§ **Written task**:
Repeat the data that follows, word for word, without the images.

§ **Extracted material**:
■ ■ ■
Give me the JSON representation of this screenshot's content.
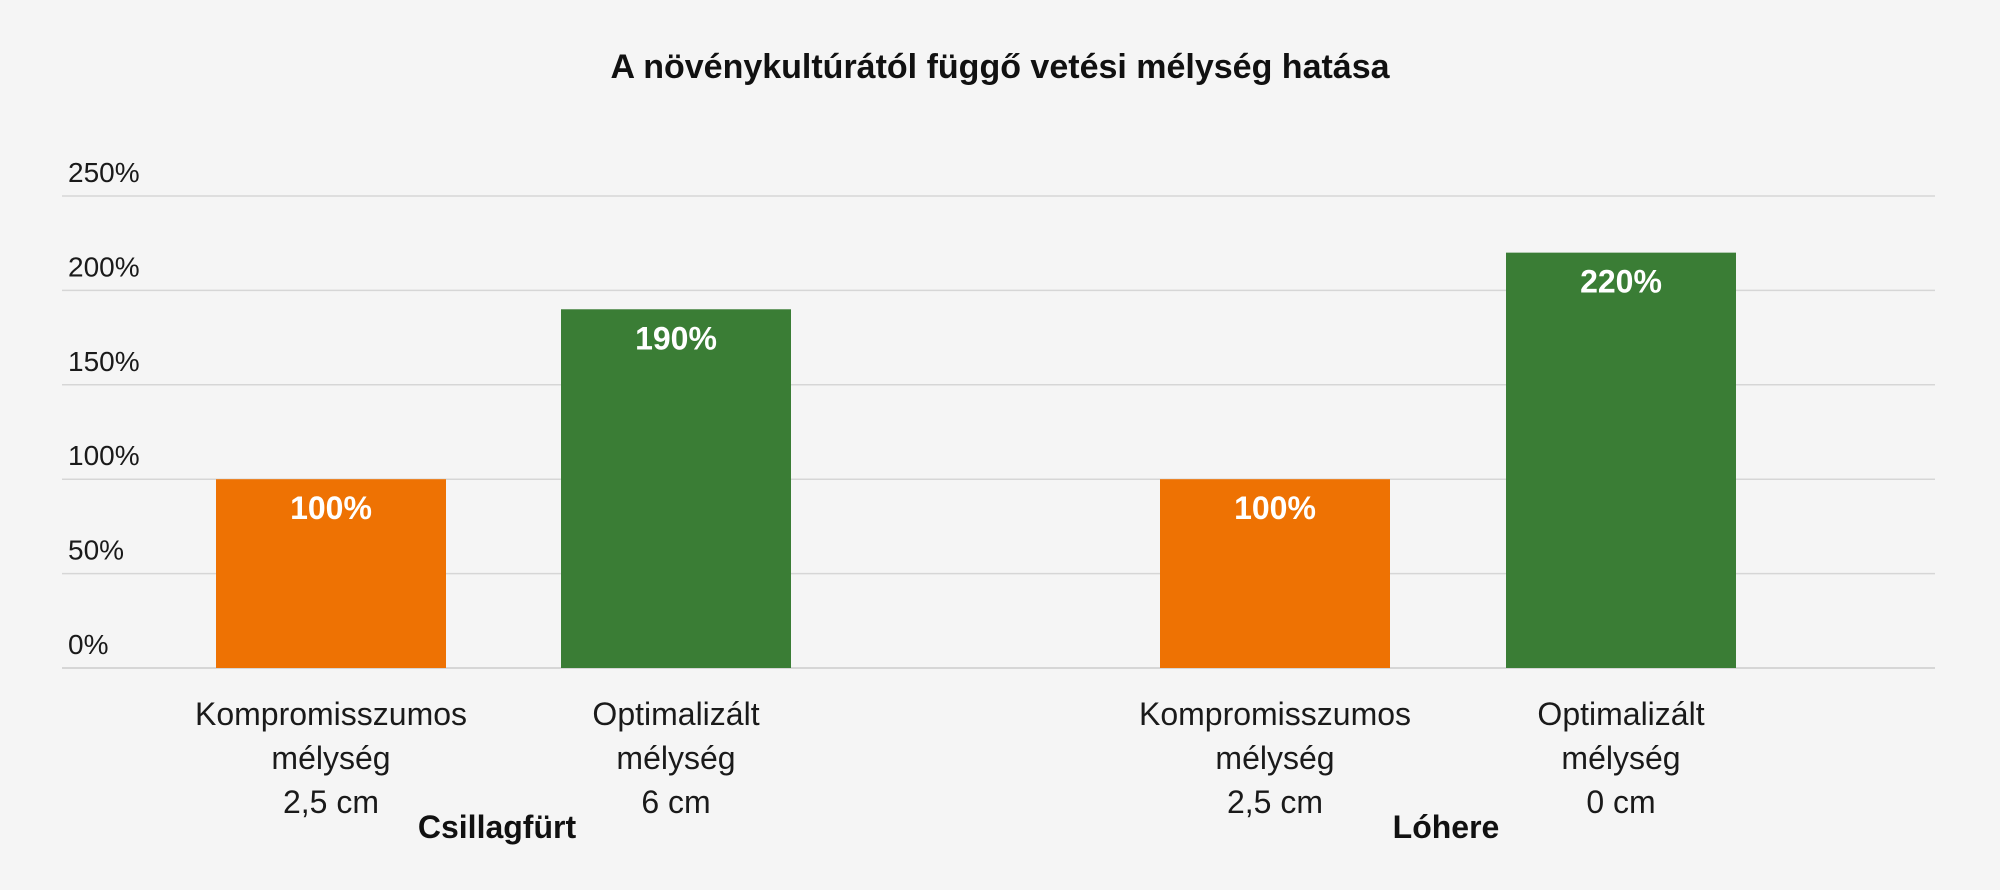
{
  "chart_data": {
    "type": "bar",
    "title": "A növénykultúrától függő vetési mélység hatása",
    "y_ticks": [
      "0%",
      "50%",
      "100%",
      "150%",
      "200%",
      "250%"
    ],
    "ylim": [
      0,
      250
    ],
    "grid": true,
    "colors": {
      "compromise": "#ee7203",
      "optimized": "#3a7d35",
      "grid": "#d6d6d6",
      "background": "#f5f5f5"
    },
    "groups": [
      {
        "name": "Csillagfürt",
        "bars": [
          {
            "label_lines": [
              "Kompromisszumos",
              "mélység",
              "2,5 cm"
            ],
            "value": 100,
            "value_label": "100%",
            "kind": "compromise"
          },
          {
            "label_lines": [
              "Optimalizált",
              "mélység",
              "6 cm"
            ],
            "value": 190,
            "value_label": "190%",
            "kind": "optimized"
          }
        ]
      },
      {
        "name": "Lóhere",
        "bars": [
          {
            "label_lines": [
              "Kompromisszumos",
              "mélység",
              "2,5 cm"
            ],
            "value": 100,
            "value_label": "100%",
            "kind": "compromise"
          },
          {
            "label_lines": [
              "Optimalizált",
              "mélység",
              "0 cm"
            ],
            "value": 220,
            "value_label": "220%",
            "kind": "optimized"
          }
        ]
      }
    ]
  }
}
■ ■ ■
§ **Task result**:
Give me the JSON representation of this screenshot's content.
{
  "chart_data": {
    "type": "bar",
    "title": "A növénykultúrától függő vetési mélység hatása",
    "y_ticks": [
      "0%",
      "50%",
      "100%",
      "150%",
      "200%",
      "250%"
    ],
    "ylim": [
      0,
      250
    ],
    "grid": true,
    "colors": {
      "compromise": "#ee7203",
      "optimized": "#3a7d35",
      "grid": "#d6d6d6",
      "background": "#f5f5f5"
    },
    "groups": [
      {
        "name": "Csillagfürt",
        "bars": [
          {
            "label_lines": [
              "Kompromisszumos",
              "mélység",
              "2,5 cm"
            ],
            "value": 100,
            "value_label": "100%",
            "kind": "compromise"
          },
          {
            "label_lines": [
              "Optimalizált",
              "mélység",
              "6 cm"
            ],
            "value": 190,
            "value_label": "190%",
            "kind": "optimized"
          }
        ]
      },
      {
        "name": "Lóhere",
        "bars": [
          {
            "label_lines": [
              "Kompromisszumos",
              "mélység",
              "2,5 cm"
            ],
            "value": 100,
            "value_label": "100%",
            "kind": "compromise"
          },
          {
            "label_lines": [
              "Optimalizált",
              "mélység",
              "0 cm"
            ],
            "value": 220,
            "value_label": "220%",
            "kind": "optimized"
          }
        ]
      }
    ]
  }
}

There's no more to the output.